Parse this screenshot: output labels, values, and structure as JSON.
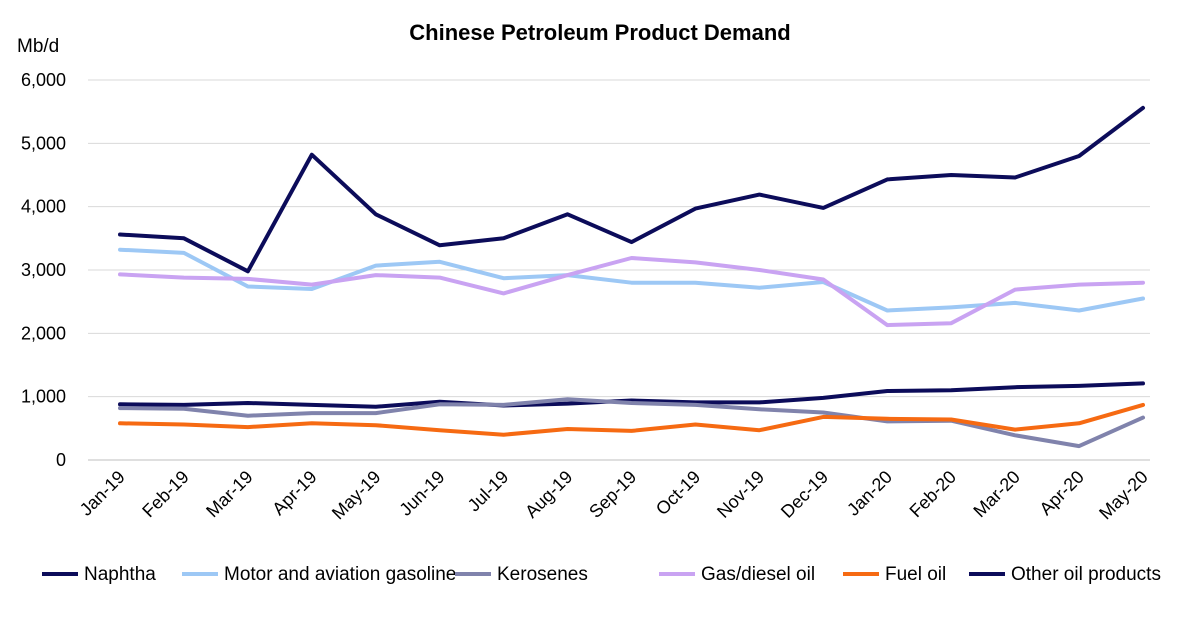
{
  "chart_data": {
    "type": "line",
    "title": "Chinese Petroleum Product Demand",
    "ylabel": "Mb/d",
    "xlabel": "",
    "ylim": [
      0,
      6000
    ],
    "yticks": [
      "0",
      "1,000",
      "2,000",
      "3,000",
      "4,000",
      "5,000",
      "6,000"
    ],
    "grid": true,
    "legend_position": "bottom",
    "categories": [
      "Jan-19",
      "Feb-19",
      "Mar-19",
      "Apr-19",
      "May-19",
      "Jun-19",
      "Jul-19",
      "Aug-19",
      "Sep-19",
      "Oct-19",
      "Nov-19",
      "Dec-19",
      "Jan-20",
      "Feb-20",
      "Mar-20",
      "Apr-20",
      "May-20"
    ],
    "series": [
      {
        "name": "Naphtha",
        "color": "#0c0c5a",
        "values": [
          880,
          870,
          900,
          870,
          840,
          920,
          860,
          890,
          940,
          910,
          910,
          980,
          1090,
          1100,
          1150,
          1170,
          1210
        ]
      },
      {
        "name": "Motor and aviation gasoline",
        "color": "#9dc8f5",
        "values": [
          3320,
          3270,
          2740,
          2700,
          3070,
          3130,
          2870,
          2920,
          2800,
          2800,
          2720,
          2810,
          2360,
          2410,
          2480,
          2360,
          2550
        ]
      },
      {
        "name": "Kerosenes",
        "color": "#8083ac",
        "values": [
          820,
          810,
          700,
          740,
          740,
          880,
          870,
          960,
          900,
          870,
          800,
          750,
          610,
          620,
          390,
          220,
          670
        ]
      },
      {
        "name": "Gas/diesel oil",
        "color": "#c9a3f2",
        "values": [
          2930,
          2880,
          2860,
          2770,
          2920,
          2880,
          2630,
          2920,
          3190,
          3120,
          3000,
          2850,
          2130,
          2160,
          2690,
          2770,
          2800
        ]
      },
      {
        "name": "Fuel oil",
        "color": "#f66a12",
        "values": [
          580,
          560,
          520,
          580,
          550,
          470,
          400,
          490,
          460,
          560,
          470,
          680,
          650,
          640,
          480,
          580,
          870
        ]
      },
      {
        "name": "Other oil products",
        "color": "#0c0c5a",
        "values": [
          3560,
          3500,
          2980,
          4820,
          3880,
          3390,
          3500,
          3880,
          3440,
          3970,
          4190,
          3980,
          4430,
          4500,
          4460,
          4800,
          5560
        ]
      }
    ]
  }
}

◆ ◆ ◆ ◆

Given exercise
Without including any pictures, output all the entries above exactly.

Result for this exercise
Parse this screenshot: output labels, values, and structure as JSON.
{
  "chart_data": {
    "type": "line",
    "title": "Chinese Petroleum Product Demand",
    "ylabel": "Mb/d",
    "xlabel": "",
    "ylim": [
      0,
      6000
    ],
    "yticks": [
      "0",
      "1,000",
      "2,000",
      "3,000",
      "4,000",
      "5,000",
      "6,000"
    ],
    "grid": true,
    "legend_position": "bottom",
    "categories": [
      "Jan-19",
      "Feb-19",
      "Mar-19",
      "Apr-19",
      "May-19",
      "Jun-19",
      "Jul-19",
      "Aug-19",
      "Sep-19",
      "Oct-19",
      "Nov-19",
      "Dec-19",
      "Jan-20",
      "Feb-20",
      "Mar-20",
      "Apr-20",
      "May-20"
    ],
    "series": [
      {
        "name": "Naphtha",
        "color": "#0c0c5a",
        "values": [
          880,
          870,
          900,
          870,
          840,
          920,
          860,
          890,
          940,
          910,
          910,
          980,
          1090,
          1100,
          1150,
          1170,
          1210
        ]
      },
      {
        "name": "Motor and aviation gasoline",
        "color": "#9dc8f5",
        "values": [
          3320,
          3270,
          2740,
          2700,
          3070,
          3130,
          2870,
          2920,
          2800,
          2800,
          2720,
          2810,
          2360,
          2410,
          2480,
          2360,
          2550
        ]
      },
      {
        "name": "Kerosenes",
        "color": "#8083ac",
        "values": [
          820,
          810,
          700,
          740,
          740,
          880,
          870,
          960,
          900,
          870,
          800,
          750,
          610,
          620,
          390,
          220,
          670
        ]
      },
      {
        "name": "Gas/diesel oil",
        "color": "#c9a3f2",
        "values": [
          2930,
          2880,
          2860,
          2770,
          2920,
          2880,
          2630,
          2920,
          3190,
          3120,
          3000,
          2850,
          2130,
          2160,
          2690,
          2770,
          2800
        ]
      },
      {
        "name": "Fuel oil",
        "color": "#f66a12",
        "values": [
          580,
          560,
          520,
          580,
          550,
          470,
          400,
          490,
          460,
          560,
          470,
          680,
          650,
          640,
          480,
          580,
          870
        ]
      },
      {
        "name": "Other oil products",
        "color": "#0c0c5a",
        "values": [
          3560,
          3500,
          2980,
          4820,
          3880,
          3390,
          3500,
          3880,
          3440,
          3970,
          4190,
          3980,
          4430,
          4500,
          4460,
          4800,
          5560
        ]
      }
    ]
  }
}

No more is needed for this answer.